## Begin

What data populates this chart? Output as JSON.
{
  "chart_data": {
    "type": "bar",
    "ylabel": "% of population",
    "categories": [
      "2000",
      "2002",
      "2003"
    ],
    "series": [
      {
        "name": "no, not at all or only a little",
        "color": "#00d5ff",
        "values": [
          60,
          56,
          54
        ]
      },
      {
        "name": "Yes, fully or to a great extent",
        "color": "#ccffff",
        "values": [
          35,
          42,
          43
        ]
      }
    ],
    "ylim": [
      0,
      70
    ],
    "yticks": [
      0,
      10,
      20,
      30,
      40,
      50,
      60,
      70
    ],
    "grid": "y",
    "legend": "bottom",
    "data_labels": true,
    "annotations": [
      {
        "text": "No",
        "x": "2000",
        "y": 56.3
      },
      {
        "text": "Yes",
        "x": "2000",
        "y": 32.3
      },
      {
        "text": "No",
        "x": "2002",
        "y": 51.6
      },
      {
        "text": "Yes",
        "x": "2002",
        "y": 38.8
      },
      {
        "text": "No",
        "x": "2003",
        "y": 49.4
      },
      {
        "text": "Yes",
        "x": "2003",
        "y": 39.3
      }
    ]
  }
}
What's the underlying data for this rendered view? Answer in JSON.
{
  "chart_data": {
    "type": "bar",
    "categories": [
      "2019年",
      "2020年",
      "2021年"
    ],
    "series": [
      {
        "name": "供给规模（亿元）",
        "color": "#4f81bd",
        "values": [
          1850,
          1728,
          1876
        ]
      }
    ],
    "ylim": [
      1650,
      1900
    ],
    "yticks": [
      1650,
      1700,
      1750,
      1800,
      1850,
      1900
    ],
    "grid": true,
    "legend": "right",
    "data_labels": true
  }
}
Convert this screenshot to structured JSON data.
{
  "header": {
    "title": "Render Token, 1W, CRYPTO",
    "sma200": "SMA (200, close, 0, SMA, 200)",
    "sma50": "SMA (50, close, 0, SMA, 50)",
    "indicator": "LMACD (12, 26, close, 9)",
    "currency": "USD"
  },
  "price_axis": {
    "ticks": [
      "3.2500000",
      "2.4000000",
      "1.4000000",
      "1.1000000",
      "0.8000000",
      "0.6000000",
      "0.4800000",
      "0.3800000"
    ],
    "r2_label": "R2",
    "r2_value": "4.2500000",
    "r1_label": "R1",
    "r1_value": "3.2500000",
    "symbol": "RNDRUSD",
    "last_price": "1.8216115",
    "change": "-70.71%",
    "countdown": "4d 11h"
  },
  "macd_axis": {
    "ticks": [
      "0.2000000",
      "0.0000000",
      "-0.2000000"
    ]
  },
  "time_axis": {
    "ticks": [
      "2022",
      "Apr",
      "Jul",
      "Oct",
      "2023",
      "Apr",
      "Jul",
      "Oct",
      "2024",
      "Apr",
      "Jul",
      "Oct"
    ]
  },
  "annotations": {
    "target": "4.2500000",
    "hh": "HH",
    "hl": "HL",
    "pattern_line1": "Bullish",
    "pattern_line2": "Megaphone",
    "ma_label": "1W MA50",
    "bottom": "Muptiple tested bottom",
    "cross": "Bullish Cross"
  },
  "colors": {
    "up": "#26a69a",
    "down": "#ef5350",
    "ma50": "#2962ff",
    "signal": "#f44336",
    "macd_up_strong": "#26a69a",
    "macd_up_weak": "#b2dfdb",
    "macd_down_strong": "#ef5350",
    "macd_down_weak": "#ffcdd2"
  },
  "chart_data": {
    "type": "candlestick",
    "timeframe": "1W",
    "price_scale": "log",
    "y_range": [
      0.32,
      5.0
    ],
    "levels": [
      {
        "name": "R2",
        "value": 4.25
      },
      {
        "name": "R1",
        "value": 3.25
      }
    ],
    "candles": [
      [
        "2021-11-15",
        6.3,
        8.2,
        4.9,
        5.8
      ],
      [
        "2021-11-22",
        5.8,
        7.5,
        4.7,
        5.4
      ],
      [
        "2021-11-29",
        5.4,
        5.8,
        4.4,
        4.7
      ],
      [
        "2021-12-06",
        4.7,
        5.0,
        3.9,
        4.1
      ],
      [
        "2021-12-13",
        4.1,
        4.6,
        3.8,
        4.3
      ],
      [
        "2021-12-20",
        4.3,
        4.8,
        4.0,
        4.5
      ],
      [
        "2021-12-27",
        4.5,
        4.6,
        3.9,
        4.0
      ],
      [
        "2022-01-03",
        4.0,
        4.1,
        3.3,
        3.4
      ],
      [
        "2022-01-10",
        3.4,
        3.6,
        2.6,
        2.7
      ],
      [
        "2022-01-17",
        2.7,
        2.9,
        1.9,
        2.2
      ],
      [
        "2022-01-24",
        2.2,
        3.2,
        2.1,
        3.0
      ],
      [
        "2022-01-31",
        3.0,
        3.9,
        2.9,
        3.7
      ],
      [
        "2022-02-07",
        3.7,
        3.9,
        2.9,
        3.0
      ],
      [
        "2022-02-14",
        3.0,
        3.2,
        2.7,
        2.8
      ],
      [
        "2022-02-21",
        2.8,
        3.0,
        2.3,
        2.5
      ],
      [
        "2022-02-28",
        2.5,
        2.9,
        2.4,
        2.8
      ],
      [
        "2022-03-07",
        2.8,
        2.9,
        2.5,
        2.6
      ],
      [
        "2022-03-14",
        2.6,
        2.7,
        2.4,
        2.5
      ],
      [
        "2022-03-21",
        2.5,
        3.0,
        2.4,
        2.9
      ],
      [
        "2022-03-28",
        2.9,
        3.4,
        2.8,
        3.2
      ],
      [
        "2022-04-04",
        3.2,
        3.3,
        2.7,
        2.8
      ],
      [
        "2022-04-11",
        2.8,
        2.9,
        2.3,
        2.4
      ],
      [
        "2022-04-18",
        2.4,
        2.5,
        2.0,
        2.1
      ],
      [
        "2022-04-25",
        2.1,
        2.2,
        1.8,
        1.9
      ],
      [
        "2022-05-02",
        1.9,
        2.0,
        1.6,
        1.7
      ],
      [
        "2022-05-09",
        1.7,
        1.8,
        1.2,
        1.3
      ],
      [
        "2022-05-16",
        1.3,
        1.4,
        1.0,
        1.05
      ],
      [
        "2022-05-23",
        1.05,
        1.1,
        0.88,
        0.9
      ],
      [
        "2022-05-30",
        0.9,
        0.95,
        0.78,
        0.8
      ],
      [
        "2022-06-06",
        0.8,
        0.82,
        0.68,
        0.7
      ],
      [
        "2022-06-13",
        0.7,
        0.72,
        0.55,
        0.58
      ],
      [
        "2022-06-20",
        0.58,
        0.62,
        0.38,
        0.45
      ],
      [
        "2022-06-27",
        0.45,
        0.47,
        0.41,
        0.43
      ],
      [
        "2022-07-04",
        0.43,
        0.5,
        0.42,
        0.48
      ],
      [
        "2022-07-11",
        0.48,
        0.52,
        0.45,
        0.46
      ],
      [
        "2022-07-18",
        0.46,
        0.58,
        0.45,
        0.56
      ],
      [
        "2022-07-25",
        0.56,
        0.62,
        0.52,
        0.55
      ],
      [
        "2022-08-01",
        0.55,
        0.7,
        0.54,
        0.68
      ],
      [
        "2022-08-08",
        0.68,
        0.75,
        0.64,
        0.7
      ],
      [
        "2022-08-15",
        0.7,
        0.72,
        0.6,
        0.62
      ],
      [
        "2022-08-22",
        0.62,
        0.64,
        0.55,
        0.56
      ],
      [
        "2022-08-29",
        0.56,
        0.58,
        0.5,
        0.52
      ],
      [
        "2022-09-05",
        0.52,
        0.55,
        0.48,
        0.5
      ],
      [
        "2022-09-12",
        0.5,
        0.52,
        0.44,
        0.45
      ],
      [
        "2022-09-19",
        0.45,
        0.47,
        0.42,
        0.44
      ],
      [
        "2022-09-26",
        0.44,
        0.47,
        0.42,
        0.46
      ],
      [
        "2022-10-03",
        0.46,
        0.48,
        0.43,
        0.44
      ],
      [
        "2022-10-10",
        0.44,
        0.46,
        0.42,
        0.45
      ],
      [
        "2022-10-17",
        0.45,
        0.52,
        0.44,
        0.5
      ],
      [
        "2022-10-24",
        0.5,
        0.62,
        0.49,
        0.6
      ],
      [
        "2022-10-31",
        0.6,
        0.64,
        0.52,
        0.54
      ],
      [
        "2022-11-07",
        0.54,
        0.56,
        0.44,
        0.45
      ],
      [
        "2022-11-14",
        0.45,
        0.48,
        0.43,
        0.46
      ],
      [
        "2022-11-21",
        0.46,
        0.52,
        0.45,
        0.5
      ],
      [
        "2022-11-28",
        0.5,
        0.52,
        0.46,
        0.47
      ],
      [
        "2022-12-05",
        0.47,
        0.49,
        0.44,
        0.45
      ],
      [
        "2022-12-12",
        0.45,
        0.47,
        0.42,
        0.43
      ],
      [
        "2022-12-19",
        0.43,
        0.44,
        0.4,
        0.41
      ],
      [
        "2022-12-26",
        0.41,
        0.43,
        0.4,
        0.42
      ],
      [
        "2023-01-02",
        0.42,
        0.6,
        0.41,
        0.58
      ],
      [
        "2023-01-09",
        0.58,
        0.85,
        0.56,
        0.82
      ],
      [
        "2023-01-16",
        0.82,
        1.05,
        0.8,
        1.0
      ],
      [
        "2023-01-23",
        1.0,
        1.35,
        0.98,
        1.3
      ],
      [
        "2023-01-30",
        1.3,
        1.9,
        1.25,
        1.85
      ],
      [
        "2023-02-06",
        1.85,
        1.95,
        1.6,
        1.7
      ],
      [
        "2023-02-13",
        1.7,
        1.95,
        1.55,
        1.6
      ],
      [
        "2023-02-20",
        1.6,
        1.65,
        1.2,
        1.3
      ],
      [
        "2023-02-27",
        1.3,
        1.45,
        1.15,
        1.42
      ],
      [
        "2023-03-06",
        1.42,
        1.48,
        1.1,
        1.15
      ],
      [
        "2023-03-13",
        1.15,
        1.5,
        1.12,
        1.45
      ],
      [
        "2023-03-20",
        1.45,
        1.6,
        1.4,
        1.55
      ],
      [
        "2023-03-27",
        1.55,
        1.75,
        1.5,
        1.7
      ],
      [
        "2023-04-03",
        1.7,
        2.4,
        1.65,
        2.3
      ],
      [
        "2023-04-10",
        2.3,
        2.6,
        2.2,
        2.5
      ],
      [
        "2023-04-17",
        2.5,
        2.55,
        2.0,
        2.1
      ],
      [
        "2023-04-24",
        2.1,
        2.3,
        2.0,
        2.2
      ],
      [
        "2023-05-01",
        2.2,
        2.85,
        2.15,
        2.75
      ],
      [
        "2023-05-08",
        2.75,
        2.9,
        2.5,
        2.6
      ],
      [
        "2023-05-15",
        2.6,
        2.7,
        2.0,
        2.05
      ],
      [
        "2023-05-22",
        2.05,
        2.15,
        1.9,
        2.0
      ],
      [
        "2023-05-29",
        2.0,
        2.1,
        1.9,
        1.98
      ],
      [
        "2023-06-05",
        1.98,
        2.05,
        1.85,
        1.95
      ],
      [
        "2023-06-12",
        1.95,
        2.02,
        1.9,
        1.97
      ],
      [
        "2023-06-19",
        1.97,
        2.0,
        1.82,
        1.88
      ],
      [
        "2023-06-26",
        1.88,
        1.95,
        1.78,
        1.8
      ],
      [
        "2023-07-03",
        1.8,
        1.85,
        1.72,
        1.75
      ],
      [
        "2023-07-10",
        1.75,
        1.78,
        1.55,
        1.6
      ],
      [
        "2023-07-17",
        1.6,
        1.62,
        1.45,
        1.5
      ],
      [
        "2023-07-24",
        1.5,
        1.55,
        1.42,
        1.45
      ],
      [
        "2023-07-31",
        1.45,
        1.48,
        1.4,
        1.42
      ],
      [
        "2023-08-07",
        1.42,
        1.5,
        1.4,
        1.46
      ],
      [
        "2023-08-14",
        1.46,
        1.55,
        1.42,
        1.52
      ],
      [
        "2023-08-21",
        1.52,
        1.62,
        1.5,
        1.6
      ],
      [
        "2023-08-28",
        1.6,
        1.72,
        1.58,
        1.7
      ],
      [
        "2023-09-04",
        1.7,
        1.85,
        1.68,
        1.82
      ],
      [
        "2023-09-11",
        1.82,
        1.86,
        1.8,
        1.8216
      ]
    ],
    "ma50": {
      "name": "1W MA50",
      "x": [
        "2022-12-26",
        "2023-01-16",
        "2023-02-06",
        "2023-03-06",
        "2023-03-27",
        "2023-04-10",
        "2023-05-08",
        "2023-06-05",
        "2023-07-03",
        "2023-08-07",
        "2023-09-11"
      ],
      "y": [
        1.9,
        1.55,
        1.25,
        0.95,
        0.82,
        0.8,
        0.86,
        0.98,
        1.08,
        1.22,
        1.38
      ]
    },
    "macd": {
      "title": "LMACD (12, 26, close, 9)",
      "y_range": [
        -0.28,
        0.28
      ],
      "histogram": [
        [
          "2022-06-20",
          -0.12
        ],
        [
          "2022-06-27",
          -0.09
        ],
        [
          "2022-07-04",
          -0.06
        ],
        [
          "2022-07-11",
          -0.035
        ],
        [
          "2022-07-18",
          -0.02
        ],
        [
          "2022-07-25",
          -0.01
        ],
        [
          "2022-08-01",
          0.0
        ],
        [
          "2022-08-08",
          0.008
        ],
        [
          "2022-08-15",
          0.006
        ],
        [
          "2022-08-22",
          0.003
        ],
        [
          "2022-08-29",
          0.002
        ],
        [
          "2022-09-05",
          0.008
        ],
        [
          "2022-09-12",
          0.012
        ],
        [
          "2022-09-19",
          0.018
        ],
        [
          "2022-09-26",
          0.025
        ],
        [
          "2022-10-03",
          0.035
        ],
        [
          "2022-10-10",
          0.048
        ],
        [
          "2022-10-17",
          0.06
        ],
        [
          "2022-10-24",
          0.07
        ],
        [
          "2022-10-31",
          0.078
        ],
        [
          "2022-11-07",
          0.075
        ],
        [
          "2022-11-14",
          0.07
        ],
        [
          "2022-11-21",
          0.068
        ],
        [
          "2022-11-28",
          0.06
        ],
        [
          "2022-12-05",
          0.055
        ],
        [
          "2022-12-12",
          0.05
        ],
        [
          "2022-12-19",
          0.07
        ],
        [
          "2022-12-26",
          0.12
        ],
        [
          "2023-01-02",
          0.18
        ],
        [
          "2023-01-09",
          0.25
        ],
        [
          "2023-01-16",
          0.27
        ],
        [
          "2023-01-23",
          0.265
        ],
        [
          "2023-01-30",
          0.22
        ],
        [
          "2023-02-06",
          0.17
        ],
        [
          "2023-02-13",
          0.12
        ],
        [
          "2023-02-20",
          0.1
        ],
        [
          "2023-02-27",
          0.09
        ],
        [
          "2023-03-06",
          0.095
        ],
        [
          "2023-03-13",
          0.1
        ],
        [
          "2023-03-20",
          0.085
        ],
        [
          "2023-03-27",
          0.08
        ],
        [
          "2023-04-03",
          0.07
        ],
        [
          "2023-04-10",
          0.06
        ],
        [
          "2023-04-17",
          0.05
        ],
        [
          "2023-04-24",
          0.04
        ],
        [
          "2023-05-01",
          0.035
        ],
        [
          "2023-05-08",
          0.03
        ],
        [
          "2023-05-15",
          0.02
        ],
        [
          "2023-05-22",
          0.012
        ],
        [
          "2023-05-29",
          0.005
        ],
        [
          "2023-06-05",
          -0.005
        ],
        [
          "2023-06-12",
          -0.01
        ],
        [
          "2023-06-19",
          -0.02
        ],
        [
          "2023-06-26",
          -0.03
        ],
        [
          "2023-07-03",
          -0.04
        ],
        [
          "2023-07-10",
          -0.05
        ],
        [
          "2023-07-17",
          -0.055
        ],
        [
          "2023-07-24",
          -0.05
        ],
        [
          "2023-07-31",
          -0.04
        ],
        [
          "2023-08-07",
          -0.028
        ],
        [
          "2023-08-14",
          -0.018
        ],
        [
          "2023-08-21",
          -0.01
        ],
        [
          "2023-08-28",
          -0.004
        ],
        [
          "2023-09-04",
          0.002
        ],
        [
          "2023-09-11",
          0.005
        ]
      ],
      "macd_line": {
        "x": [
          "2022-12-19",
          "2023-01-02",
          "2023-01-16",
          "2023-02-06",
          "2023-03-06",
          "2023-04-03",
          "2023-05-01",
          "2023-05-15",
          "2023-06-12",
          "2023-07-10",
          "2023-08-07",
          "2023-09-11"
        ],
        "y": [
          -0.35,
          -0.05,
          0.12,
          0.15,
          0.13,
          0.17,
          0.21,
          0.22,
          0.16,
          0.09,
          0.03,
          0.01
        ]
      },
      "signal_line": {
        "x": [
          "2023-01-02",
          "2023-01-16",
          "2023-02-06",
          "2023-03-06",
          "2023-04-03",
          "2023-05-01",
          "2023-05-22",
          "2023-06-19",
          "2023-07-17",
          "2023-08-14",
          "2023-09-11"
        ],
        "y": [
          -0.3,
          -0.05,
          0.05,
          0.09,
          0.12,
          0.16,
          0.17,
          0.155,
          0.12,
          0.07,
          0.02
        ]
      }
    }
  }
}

## End

## YOUR INSTRUCTIONS:
Using the records above, pull out each line where the word "title" occurs.

## WORKED SOLUTION:
    "title": "Render Token, 1W, CRYPTO",
      "title": "LMACD (12, 26, close, 9)",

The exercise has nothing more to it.